* begin Input data *

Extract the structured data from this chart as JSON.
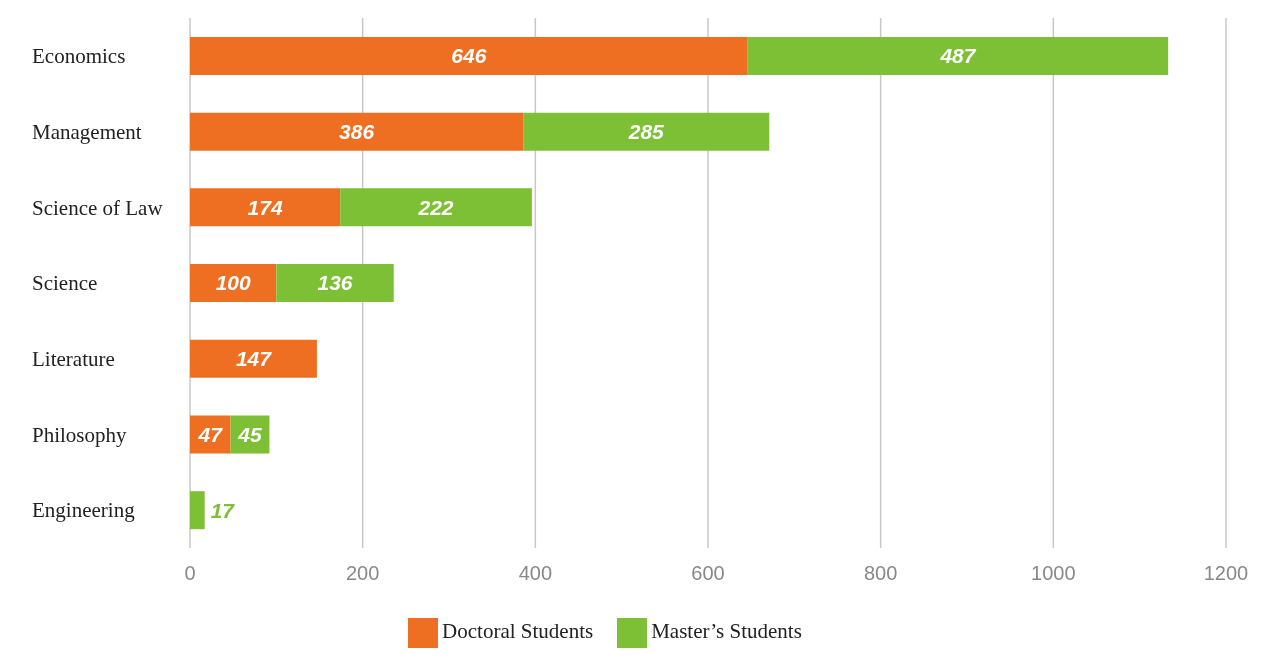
{
  "chart_data": {
    "type": "bar",
    "orientation": "horizontal",
    "stacked": true,
    "categories": [
      "Economics",
      "Management",
      "Science of Law",
      "Science",
      "Literature",
      "Philosophy",
      "Engineering"
    ],
    "series": [
      {
        "name": "Doctoral Students",
        "color": "#ee6f22",
        "values": [
          646,
          386,
          174,
          100,
          147,
          47,
          null
        ]
      },
      {
        "name": "Master’s Students",
        "color": "#7dbf35",
        "values": [
          487,
          285,
          222,
          136,
          null,
          45,
          17
        ]
      }
    ],
    "xlim": [
      0,
      1200
    ],
    "xticks": [
      0,
      200,
      400,
      600,
      800,
      1000,
      1200
    ],
    "grid": "x",
    "legend": "bottom",
    "data_labels": true
  }
}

* end Input data *

Every line of text is to be repeated exactly; pictures are left out.

Extract the structured data from this chart as JSON.
{
  "chart_data": {
    "type": "bar",
    "orientation": "horizontal",
    "stacked": true,
    "categories": [
      "Economics",
      "Management",
      "Science of Law",
      "Science",
      "Literature",
      "Philosophy",
      "Engineering"
    ],
    "series": [
      {
        "name": "Doctoral Students",
        "color": "#ee6f22",
        "values": [
          646,
          386,
          174,
          100,
          147,
          47,
          null
        ]
      },
      {
        "name": "Master’s Students",
        "color": "#7dbf35",
        "values": [
          487,
          285,
          222,
          136,
          null,
          45,
          17
        ]
      }
    ],
    "xlim": [
      0,
      1200
    ],
    "xticks": [
      0,
      200,
      400,
      600,
      800,
      1000,
      1200
    ],
    "grid": "x",
    "legend": "bottom",
    "data_labels": true
  }
}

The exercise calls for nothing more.